There is a current New York Times bestselling book on money and investing that has been highly recommended, The Psychology of Money: Timeless lessons on wealth, greed, and happiness. I read most of it on a long-haul flight and would’ve finished it if not for the movie my husband suggested I watch since he knows how much I like murder mysteries. I finished it this week.

Judging from the time it took me to read the book and the copious highlights I made, it was a truly worthwhile read but one with a caveat, the male perspective it is written from. Morgan Housel hovered a line by making the book approachable to the average person while still being acceptable in the male-dominated financial industry, a feat not easily done. By far, the top-rated, bestselling, influential books on money and investing are written by men. A few scattered among these written by women, focus on the tactical, emotional side of money not the strategic.

As you know, I read the negative one or two-star reviews. One woman purchased the book for her husband to read not her and many of the negative reviews came from women. Mystery and crime top the list of books women like to read and for men, history, which fittingly aligns with this book’s examples and parallels. Maybe women need to read more history or maybe Americans overall need to consume more in-depth content. 54% of Americans read a book this year | YouGov (2023)

== Task brief ==
Can you transcribe the review of The Psychology of Money above between "As you know, I" and "year | YouGov (2023)", inclusive?

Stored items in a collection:

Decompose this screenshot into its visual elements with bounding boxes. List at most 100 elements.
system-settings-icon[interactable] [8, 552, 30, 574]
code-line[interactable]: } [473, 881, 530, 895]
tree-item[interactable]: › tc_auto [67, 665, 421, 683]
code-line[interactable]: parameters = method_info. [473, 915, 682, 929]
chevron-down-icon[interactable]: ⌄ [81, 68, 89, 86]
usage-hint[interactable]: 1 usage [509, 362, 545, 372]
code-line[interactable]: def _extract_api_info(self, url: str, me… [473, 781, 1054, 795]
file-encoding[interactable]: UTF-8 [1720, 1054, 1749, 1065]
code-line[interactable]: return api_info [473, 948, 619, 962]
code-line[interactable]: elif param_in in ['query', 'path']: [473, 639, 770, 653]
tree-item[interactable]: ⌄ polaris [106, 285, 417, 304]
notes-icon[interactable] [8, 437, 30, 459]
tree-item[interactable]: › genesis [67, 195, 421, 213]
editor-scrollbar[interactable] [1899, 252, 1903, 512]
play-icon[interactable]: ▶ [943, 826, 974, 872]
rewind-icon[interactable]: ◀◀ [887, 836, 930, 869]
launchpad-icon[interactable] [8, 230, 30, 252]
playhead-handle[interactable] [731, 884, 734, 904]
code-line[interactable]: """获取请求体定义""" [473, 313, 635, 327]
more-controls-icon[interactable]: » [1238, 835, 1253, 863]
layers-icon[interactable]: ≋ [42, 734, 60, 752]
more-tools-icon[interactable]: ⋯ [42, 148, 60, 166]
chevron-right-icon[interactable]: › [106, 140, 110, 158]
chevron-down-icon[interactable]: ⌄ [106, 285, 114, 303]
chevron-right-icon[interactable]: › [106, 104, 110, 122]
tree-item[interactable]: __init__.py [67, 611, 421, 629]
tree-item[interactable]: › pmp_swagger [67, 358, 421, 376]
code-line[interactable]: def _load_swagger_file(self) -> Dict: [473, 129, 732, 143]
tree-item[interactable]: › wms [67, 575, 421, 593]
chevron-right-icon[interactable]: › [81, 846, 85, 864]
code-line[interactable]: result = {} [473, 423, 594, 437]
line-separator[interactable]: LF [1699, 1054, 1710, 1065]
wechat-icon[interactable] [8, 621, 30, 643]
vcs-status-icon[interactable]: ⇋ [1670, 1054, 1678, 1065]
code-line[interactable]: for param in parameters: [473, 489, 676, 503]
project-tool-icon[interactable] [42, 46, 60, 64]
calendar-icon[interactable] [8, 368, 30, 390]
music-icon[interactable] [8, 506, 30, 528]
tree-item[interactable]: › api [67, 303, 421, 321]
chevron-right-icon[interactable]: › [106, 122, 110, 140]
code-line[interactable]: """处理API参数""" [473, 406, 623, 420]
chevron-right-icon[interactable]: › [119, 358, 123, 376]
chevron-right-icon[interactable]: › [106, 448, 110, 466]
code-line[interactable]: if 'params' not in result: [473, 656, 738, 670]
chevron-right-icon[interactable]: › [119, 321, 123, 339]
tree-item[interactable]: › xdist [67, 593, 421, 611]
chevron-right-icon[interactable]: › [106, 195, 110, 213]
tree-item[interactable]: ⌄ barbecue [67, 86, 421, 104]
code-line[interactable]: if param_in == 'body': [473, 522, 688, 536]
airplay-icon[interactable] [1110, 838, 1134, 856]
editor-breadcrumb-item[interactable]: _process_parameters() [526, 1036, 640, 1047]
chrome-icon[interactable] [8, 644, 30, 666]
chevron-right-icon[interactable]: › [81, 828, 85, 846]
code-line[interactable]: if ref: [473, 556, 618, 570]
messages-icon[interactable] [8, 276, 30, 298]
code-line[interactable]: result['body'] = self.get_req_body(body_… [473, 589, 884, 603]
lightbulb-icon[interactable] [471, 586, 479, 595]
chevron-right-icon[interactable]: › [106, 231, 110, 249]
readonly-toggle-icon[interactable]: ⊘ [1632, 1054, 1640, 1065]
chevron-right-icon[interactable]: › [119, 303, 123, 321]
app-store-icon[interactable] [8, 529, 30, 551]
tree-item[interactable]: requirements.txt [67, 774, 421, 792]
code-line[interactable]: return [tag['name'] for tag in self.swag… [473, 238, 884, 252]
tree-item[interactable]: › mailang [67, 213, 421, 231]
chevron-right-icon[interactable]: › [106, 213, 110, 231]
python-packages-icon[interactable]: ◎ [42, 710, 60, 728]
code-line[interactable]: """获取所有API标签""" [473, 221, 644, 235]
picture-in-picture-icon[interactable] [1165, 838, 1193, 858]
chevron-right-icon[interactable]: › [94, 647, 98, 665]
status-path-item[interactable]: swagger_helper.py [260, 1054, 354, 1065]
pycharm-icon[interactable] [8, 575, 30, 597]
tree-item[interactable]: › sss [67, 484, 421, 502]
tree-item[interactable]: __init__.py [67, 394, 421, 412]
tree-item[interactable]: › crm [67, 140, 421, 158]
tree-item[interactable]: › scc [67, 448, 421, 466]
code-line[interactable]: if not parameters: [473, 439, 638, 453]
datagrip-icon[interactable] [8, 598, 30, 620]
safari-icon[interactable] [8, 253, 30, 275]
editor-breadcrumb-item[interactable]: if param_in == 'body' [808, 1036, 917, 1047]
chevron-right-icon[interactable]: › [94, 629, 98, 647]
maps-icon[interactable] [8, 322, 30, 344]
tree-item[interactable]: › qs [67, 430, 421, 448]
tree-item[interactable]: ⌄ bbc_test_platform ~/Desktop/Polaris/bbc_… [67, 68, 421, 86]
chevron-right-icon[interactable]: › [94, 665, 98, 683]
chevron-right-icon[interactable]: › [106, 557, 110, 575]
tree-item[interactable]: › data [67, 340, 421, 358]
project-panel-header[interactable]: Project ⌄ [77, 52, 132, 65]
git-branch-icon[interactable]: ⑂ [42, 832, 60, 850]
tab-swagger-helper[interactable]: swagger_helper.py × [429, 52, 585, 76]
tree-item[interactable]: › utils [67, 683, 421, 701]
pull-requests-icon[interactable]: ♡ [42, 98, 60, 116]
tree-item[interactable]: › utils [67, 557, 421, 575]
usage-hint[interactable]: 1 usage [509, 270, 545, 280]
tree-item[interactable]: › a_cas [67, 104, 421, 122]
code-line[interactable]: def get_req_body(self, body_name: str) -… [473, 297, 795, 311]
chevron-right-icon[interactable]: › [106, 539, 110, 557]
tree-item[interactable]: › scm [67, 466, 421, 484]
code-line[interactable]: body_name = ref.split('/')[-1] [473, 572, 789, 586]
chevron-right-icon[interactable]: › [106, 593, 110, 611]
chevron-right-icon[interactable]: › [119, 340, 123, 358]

== Result for this task ==
As you know, I read the negative one or two-star reviews. One woman purchased the book for her husband to read not her and many of the negative reviews came from women. Mystery and crime top the list of books women like to read and for men, history, which fittingly aligns with this book’s examples and parallels. Maybe women need to read more history or maybe Americans overall need to consume more in-depth content. 54% of Americans read a book this year | YouGov (2023)